Records from a collection of figures:
---
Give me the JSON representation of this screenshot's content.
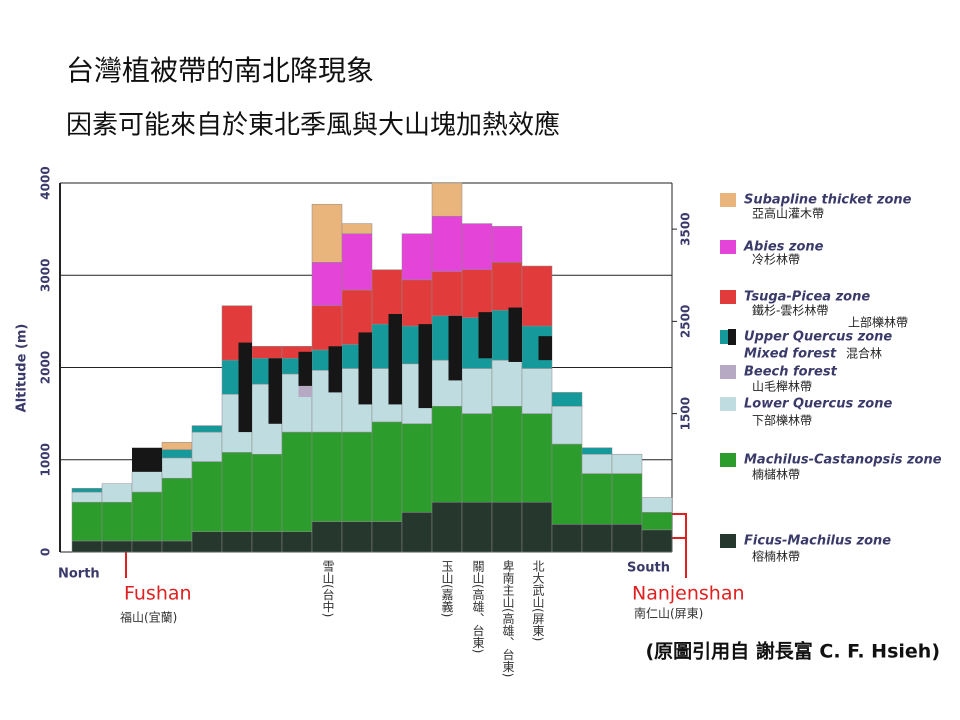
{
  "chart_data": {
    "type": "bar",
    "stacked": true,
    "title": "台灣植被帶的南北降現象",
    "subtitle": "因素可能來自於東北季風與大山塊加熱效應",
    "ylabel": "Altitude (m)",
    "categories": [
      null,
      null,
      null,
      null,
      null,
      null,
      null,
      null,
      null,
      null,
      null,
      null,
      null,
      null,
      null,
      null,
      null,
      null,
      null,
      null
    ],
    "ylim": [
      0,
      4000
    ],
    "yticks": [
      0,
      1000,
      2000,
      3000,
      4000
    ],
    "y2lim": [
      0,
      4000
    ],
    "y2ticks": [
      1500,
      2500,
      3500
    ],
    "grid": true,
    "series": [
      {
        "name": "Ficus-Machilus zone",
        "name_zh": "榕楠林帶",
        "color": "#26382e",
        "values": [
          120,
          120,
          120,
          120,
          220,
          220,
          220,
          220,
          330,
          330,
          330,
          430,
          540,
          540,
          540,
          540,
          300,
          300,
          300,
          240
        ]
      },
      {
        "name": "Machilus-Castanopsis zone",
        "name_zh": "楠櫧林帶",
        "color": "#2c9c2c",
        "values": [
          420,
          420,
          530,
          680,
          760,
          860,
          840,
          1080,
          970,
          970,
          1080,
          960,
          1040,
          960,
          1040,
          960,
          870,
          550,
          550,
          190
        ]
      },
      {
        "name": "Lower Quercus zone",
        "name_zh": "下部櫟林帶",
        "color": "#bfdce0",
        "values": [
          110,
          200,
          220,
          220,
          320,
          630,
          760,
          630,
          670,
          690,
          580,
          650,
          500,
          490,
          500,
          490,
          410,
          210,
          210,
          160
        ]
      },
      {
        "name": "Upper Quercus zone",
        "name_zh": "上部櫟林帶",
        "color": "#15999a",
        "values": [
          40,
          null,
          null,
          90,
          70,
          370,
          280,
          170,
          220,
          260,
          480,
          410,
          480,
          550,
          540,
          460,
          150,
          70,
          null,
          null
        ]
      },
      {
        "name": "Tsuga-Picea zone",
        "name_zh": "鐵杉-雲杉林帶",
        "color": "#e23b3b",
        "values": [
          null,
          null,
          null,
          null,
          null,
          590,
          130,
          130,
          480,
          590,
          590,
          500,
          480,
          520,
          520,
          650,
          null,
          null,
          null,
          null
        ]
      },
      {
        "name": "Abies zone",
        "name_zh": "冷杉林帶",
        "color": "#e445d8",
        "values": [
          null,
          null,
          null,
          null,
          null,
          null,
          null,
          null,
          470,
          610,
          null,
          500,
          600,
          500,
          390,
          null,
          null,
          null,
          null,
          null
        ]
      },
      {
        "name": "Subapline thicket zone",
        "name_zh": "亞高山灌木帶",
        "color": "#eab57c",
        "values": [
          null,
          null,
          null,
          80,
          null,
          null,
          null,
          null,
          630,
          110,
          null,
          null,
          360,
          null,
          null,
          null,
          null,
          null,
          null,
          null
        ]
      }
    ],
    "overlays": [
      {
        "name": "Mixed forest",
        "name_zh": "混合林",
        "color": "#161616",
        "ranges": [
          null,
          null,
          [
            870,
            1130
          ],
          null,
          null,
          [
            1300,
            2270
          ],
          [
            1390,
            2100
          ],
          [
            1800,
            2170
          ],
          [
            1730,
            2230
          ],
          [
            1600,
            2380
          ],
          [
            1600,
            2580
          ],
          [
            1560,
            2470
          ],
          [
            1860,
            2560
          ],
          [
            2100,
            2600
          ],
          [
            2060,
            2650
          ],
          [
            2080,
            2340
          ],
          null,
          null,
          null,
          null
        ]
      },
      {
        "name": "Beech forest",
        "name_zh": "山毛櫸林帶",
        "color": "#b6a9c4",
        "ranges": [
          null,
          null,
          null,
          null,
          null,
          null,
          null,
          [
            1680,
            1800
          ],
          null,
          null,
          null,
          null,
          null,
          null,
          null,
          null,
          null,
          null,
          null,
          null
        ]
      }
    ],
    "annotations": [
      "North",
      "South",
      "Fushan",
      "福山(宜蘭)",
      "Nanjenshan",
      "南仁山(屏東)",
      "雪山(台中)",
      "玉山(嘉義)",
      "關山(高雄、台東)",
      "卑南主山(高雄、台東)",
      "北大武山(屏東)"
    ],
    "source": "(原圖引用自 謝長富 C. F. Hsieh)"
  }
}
---
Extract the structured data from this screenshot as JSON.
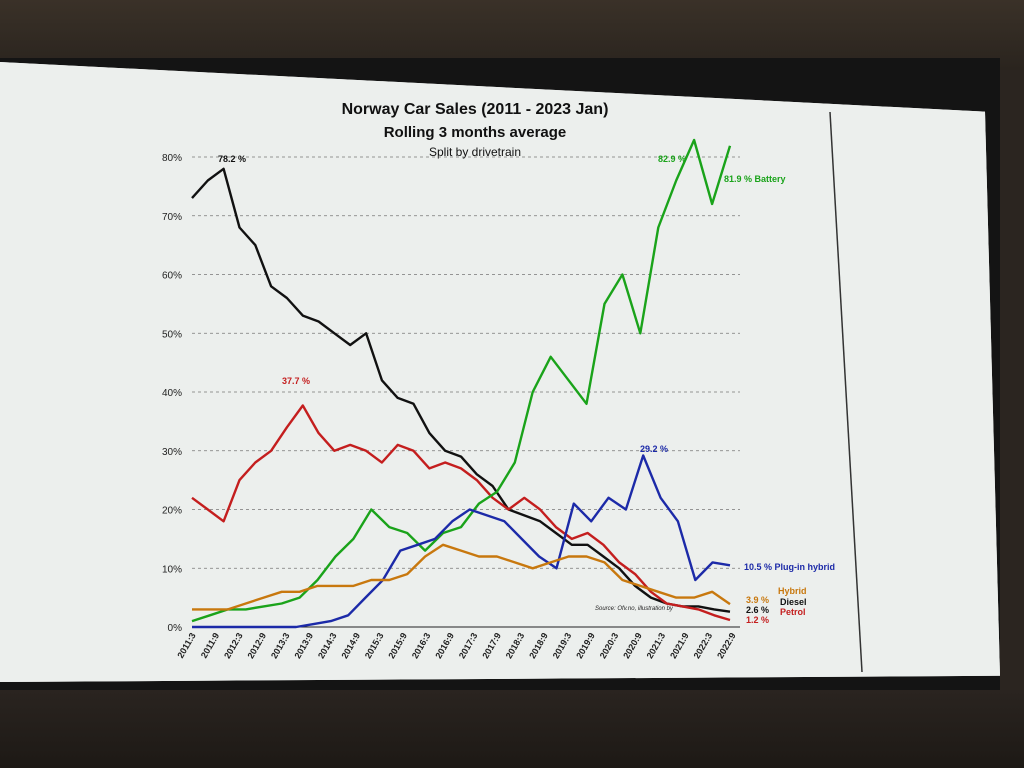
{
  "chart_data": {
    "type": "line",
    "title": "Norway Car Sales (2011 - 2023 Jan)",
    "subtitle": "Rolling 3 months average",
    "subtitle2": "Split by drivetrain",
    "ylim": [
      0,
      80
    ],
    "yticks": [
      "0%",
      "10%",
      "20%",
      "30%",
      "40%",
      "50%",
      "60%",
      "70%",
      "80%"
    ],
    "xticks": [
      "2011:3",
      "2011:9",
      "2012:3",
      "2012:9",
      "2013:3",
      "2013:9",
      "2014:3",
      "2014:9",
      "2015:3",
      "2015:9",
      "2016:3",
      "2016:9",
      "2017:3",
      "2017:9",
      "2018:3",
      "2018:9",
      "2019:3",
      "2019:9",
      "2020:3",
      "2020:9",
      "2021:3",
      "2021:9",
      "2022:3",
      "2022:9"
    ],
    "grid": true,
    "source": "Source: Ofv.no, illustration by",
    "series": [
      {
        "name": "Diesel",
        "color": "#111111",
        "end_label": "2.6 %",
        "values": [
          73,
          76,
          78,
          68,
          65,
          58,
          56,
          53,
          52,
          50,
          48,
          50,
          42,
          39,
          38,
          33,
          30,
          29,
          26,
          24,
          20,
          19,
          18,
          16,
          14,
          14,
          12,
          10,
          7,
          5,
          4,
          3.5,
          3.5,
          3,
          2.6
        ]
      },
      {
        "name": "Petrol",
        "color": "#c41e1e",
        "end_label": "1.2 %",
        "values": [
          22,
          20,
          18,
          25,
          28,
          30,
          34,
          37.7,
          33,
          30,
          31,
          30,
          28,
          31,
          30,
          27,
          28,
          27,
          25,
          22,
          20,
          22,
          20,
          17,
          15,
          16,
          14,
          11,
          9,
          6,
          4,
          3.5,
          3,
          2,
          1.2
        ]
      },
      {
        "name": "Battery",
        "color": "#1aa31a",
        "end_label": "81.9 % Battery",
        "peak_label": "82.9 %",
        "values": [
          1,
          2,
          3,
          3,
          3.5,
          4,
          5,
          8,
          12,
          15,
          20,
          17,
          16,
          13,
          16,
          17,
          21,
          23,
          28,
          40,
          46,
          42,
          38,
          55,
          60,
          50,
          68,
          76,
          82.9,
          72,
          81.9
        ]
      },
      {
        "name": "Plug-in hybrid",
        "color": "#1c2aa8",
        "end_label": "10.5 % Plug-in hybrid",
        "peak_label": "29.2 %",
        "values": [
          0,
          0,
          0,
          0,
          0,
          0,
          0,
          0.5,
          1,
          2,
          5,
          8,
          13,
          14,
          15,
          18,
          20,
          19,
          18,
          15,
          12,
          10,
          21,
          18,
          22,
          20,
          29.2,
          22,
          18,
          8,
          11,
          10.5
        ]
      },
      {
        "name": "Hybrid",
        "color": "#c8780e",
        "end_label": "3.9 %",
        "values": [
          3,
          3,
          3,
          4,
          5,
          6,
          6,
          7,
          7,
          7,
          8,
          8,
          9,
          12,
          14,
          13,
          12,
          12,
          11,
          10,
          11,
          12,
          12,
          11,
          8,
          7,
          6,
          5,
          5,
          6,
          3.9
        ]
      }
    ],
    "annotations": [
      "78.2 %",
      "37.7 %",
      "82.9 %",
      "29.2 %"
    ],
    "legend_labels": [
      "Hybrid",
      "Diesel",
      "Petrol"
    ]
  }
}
---
* **Job**
Determine how many lines of this listing contain "JSON", and give only the number.

* **Completed exercise**
2